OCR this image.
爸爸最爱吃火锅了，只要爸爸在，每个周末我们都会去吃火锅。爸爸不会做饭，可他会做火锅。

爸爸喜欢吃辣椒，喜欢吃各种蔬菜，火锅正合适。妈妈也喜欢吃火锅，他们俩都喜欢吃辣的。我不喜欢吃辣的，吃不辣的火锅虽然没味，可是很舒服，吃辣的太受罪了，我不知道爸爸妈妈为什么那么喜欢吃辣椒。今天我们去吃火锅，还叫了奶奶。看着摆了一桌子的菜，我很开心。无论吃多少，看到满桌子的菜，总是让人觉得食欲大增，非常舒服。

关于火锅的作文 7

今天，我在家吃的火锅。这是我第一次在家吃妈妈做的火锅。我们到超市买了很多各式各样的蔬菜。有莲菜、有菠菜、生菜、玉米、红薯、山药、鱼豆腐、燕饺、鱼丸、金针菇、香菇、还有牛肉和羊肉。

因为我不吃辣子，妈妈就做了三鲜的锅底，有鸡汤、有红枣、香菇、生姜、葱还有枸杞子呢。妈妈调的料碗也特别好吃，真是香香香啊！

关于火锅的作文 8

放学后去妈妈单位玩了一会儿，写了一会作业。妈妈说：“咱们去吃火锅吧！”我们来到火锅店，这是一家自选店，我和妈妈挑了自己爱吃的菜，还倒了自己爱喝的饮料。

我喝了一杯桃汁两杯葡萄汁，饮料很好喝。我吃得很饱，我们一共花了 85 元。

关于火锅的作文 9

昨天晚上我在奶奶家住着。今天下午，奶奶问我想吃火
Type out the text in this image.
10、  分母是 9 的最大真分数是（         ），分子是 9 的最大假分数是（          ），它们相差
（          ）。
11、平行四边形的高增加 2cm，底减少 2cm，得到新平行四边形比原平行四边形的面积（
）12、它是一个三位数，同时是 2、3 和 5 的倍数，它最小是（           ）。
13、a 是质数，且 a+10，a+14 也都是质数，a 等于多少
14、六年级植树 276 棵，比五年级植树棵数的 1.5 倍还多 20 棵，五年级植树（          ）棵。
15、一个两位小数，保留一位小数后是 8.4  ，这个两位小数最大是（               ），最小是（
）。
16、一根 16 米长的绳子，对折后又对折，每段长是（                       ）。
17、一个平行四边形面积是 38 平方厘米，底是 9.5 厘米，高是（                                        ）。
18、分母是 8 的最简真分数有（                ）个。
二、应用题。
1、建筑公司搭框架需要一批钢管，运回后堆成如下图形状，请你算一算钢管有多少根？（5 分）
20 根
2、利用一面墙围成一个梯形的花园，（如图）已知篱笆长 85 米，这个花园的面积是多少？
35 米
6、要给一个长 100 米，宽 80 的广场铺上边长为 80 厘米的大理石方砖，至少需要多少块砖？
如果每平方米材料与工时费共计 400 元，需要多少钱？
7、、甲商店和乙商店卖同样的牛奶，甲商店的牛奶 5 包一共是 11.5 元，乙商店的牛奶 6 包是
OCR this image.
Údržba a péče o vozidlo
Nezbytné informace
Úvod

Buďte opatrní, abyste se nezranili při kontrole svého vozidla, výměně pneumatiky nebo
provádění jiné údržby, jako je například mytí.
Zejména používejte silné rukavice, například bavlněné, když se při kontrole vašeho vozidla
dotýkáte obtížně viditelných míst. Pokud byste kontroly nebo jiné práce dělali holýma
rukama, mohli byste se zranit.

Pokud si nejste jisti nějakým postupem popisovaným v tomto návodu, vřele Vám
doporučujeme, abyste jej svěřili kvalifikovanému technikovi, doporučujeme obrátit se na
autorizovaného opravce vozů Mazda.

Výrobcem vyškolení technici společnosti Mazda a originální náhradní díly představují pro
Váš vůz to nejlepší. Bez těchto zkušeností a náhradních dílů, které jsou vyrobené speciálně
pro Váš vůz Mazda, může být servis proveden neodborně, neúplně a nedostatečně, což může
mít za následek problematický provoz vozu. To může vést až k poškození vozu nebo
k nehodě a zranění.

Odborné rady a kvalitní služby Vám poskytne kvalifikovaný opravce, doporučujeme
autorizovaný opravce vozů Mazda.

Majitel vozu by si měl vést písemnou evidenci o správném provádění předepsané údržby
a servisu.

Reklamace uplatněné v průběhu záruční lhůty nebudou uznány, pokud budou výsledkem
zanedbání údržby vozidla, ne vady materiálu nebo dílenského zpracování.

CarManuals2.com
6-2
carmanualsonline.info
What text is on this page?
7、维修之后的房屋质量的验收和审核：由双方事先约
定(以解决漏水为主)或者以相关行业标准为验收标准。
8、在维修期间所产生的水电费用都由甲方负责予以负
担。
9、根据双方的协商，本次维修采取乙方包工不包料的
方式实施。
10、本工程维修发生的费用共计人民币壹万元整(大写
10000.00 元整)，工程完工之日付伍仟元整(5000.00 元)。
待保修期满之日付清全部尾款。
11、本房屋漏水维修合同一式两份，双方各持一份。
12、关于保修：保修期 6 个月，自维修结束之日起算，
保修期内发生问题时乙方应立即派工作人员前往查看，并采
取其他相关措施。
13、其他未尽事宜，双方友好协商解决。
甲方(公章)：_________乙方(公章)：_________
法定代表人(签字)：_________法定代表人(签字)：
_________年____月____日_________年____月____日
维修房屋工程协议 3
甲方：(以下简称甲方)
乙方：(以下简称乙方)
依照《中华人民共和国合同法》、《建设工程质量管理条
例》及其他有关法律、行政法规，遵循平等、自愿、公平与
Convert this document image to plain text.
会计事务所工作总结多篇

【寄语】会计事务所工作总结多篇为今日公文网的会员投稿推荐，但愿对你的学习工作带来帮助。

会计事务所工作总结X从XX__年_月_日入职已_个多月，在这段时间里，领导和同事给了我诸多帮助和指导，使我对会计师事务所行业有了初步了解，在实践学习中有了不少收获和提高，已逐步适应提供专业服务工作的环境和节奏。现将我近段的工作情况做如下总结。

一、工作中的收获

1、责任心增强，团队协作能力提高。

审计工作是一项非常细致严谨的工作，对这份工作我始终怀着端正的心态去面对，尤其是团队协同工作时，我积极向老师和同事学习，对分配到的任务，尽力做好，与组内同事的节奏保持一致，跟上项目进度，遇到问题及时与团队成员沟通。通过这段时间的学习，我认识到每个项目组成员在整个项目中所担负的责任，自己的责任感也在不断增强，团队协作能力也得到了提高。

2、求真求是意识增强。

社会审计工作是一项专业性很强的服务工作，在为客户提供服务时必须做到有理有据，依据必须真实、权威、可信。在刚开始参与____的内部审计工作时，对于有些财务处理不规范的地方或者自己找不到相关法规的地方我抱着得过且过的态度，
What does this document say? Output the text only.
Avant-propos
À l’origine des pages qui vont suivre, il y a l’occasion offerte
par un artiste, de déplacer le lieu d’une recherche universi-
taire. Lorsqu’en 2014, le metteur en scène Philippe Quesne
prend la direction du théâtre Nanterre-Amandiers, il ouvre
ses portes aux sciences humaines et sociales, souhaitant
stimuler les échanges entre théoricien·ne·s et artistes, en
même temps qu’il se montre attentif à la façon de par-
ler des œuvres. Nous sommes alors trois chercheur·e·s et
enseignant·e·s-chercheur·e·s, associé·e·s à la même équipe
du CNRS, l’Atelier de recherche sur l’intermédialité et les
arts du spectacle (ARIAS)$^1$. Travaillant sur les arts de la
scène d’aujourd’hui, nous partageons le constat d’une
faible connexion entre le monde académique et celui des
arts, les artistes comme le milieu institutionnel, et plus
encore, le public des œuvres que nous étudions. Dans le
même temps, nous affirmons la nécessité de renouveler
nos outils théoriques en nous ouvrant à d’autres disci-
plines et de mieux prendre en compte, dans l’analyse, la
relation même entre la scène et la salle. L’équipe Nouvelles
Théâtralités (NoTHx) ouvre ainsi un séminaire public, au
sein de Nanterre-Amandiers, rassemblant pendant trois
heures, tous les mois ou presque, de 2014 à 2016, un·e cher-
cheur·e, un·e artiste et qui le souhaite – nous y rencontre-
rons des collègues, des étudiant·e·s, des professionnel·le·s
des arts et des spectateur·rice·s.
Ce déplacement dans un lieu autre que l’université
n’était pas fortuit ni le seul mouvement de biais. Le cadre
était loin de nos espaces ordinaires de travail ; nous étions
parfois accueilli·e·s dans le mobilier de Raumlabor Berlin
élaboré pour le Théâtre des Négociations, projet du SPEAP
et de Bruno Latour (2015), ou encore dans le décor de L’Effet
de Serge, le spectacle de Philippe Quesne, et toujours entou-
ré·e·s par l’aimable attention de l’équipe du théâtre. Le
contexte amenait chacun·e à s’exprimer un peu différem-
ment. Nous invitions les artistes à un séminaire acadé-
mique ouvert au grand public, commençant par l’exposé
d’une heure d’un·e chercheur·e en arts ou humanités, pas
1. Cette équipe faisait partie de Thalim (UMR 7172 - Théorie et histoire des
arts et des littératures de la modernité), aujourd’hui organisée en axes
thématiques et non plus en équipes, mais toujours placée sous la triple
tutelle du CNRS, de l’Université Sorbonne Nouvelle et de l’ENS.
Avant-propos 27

──────────

Which lines of the material contain the string "encore"? List each of them.

encore, le public des œuvres que nous étudions. Dans le
et de Bruno Latour (2015), ou encore dans le décor de L’Effet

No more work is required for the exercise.